Stated exercise
Identify each line of the data below that contains the string "explorer" and copy those lines out in full. Count a match only when the case agrees.

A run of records
######
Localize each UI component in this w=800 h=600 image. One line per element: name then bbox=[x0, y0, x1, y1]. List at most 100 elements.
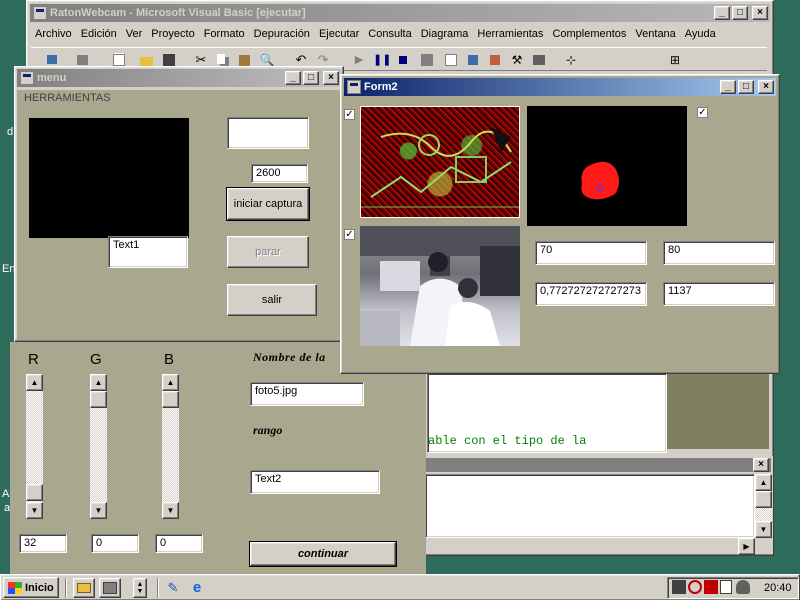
ratio-value-field[interactable]: 0,772727272727273 bbox=[535, 282, 647, 306]
r-value-field[interactable]: 32 bbox=[19, 534, 67, 553]
scroll-down-icon[interactable]: ▼ bbox=[755, 521, 772, 538]
interval-field[interactable]: 2600 bbox=[251, 164, 308, 183]
internet-explorer-icon[interactable]: e bbox=[189, 580, 205, 596]
audio-icon[interactable] bbox=[688, 580, 702, 594]
windows-logo-icon bbox=[8, 581, 22, 594]
blank-field[interactable] bbox=[227, 117, 309, 149]
scroll-up-icon[interactable]: ▲ bbox=[26, 374, 43, 391]
menu-depuracion[interactable]: Depuración bbox=[254, 28, 310, 40]
edge-detection-image bbox=[360, 106, 520, 218]
x-value-field[interactable]: 70 bbox=[535, 241, 647, 265]
range-field[interactable]: Text2 bbox=[250, 470, 380, 494]
menu-ayuda[interactable]: Ayuda bbox=[685, 28, 716, 40]
herramientas-label: HERRAMIENTAS bbox=[24, 92, 111, 104]
quick-launch-separator-2 bbox=[157, 578, 159, 598]
minimize-icon[interactable]: _ bbox=[285, 71, 301, 85]
menu-herramientas[interactable]: Herramientas bbox=[477, 28, 543, 40]
scroll-right-icon[interactable]: ▶ bbox=[738, 538, 755, 555]
exit-button[interactable]: salir bbox=[227, 284, 317, 316]
b-value-field[interactable]: 0 bbox=[155, 534, 203, 553]
scroll-up-icon[interactable]: ▲ bbox=[162, 374, 179, 391]
code-window[interactable]: able con el tipo de la bbox=[427, 373, 667, 453]
maximize-icon[interactable]: □ bbox=[303, 71, 319, 85]
g-label: G bbox=[90, 351, 102, 368]
range-label: rango bbox=[253, 423, 283, 437]
count-value-field[interactable]: 1137 bbox=[663, 282, 775, 306]
immediate-text-area[interactable] bbox=[425, 474, 755, 538]
menu-edicion[interactable]: Edición bbox=[81, 28, 117, 40]
vb-task-button[interactable] bbox=[99, 578, 121, 598]
stop-button[interactable]: parar bbox=[227, 236, 309, 268]
webcam-preview bbox=[29, 118, 189, 238]
g-value-field[interactable]: 0 bbox=[91, 534, 139, 553]
y-value-field[interactable]: 80 bbox=[663, 241, 775, 265]
agent-icon[interactable] bbox=[736, 580, 750, 594]
menu-ver[interactable]: Ver bbox=[126, 28, 143, 40]
properties-icon[interactable] bbox=[443, 52, 459, 68]
menu-formato[interactable]: Formato bbox=[204, 28, 245, 40]
menu-proyecto[interactable]: Proyecto bbox=[151, 28, 194, 40]
immediate-close-icon[interactable]: × bbox=[753, 458, 769, 472]
menu-form-icon bbox=[20, 71, 34, 85]
spinner-down-icon: ▼ bbox=[136, 588, 144, 595]
detection-image bbox=[527, 106, 687, 226]
network-icon[interactable] bbox=[672, 580, 686, 594]
immediate-titlebar bbox=[425, 458, 771, 472]
vb-ide-titlebar[interactable]: RatonWebcam - Microsoft Visual Basic [ej… bbox=[30, 4, 770, 22]
close-icon[interactable]: × bbox=[752, 6, 768, 20]
scroll-down-icon[interactable]: ▼ bbox=[162, 502, 179, 519]
edge-lines-svg bbox=[361, 127, 519, 208]
menu-diagrama[interactable]: Diagrama bbox=[421, 28, 469, 40]
continue-button[interactable]: continuar bbox=[249, 541, 397, 567]
norton-icon[interactable] bbox=[720, 580, 732, 594]
detect-view-checkbox[interactable]: ✓ bbox=[697, 107, 708, 118]
edge-view-checkbox[interactable]: ✓ bbox=[344, 109, 355, 120]
immediate-vscroll[interactable]: ▲ ▼ bbox=[755, 474, 772, 538]
task-spinner[interactable]: ▲ ▼ bbox=[133, 578, 147, 598]
camera-svg bbox=[360, 226, 520, 346]
position-icon[interactable]: ⊹ bbox=[563, 52, 579, 68]
b-scroll-thumb[interactable] bbox=[162, 391, 179, 408]
spinner-up-icon: ▲ bbox=[136, 581, 144, 588]
scroll-up-icon[interactable]: ▲ bbox=[90, 374, 107, 391]
form2-titlebar[interactable]: Form2 _ □ × bbox=[344, 78, 776, 96]
close-icon[interactable]: × bbox=[323, 71, 339, 85]
size-icon[interactable]: ⊞ bbox=[667, 52, 683, 68]
scroll-down-icon[interactable]: ▼ bbox=[26, 502, 43, 519]
scroll-thumb[interactable] bbox=[755, 491, 772, 508]
camera-view-checkbox[interactable]: ✓ bbox=[344, 229, 355, 240]
toolbox-icon[interactable]: ⚒ bbox=[509, 52, 525, 68]
start-button[interactable]: Inicio bbox=[3, 577, 59, 598]
object-browser-icon[interactable] bbox=[487, 52, 503, 68]
data-view-icon[interactable] bbox=[531, 52, 547, 68]
start-capture-button[interactable]: iniciar captura bbox=[226, 187, 310, 221]
filename-field[interactable]: foto5.jpg bbox=[250, 382, 364, 406]
menu-titlebar[interactable]: menu _ □ × bbox=[17, 69, 341, 87]
maximize-icon[interactable]: □ bbox=[738, 80, 754, 94]
menu-form-lower bbox=[10, 342, 426, 574]
start-label: Inicio bbox=[25, 581, 54, 594]
quick-launch-separator bbox=[65, 578, 67, 598]
minimize-icon[interactable]: _ bbox=[714, 6, 730, 20]
b-scrollbar[interactable]: ▲ ▼ bbox=[162, 374, 179, 519]
menu-ejecutar[interactable]: Ejecutar bbox=[319, 28, 359, 40]
g-scrollbar[interactable]: ▲ ▼ bbox=[90, 374, 107, 519]
close-icon[interactable]: × bbox=[758, 80, 774, 94]
g-scroll-thumb[interactable] bbox=[90, 391, 107, 408]
scroll-down-icon[interactable]: ▼ bbox=[90, 502, 107, 519]
menu-ventana[interactable]: Ventana bbox=[635, 28, 675, 40]
r-scrollbar[interactable]: ▲ ▼ bbox=[26, 374, 43, 519]
minimize-icon[interactable]: _ bbox=[720, 80, 736, 94]
outlook-express-icon[interactable]: ✎ bbox=[165, 580, 181, 596]
r-scroll-thumb[interactable] bbox=[26, 484, 43, 501]
explorer-task-button[interactable] bbox=[73, 578, 95, 598]
form-layout-icon[interactable] bbox=[465, 52, 481, 68]
menu-complementos[interactable]: Complementos bbox=[552, 28, 626, 40]
menu-consulta[interactable]: Consulta bbox=[368, 28, 411, 40]
maximize-icon[interactable]: □ bbox=[732, 6, 748, 20]
menu-archivo[interactable]: Archivo bbox=[35, 28, 72, 40]
scroll-up-icon[interactable]: ▲ bbox=[755, 474, 772, 491]
ati-icon[interactable] bbox=[704, 580, 718, 594]
menu-title: menu bbox=[37, 72, 67, 84]
text1-field[interactable]: Text1 bbox=[108, 236, 188, 268]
######
Exercise solution
internet-explorer-icon[interactable]: e bbox=[189, 580, 205, 596]
explorer-task-button[interactable] bbox=[73, 578, 95, 598]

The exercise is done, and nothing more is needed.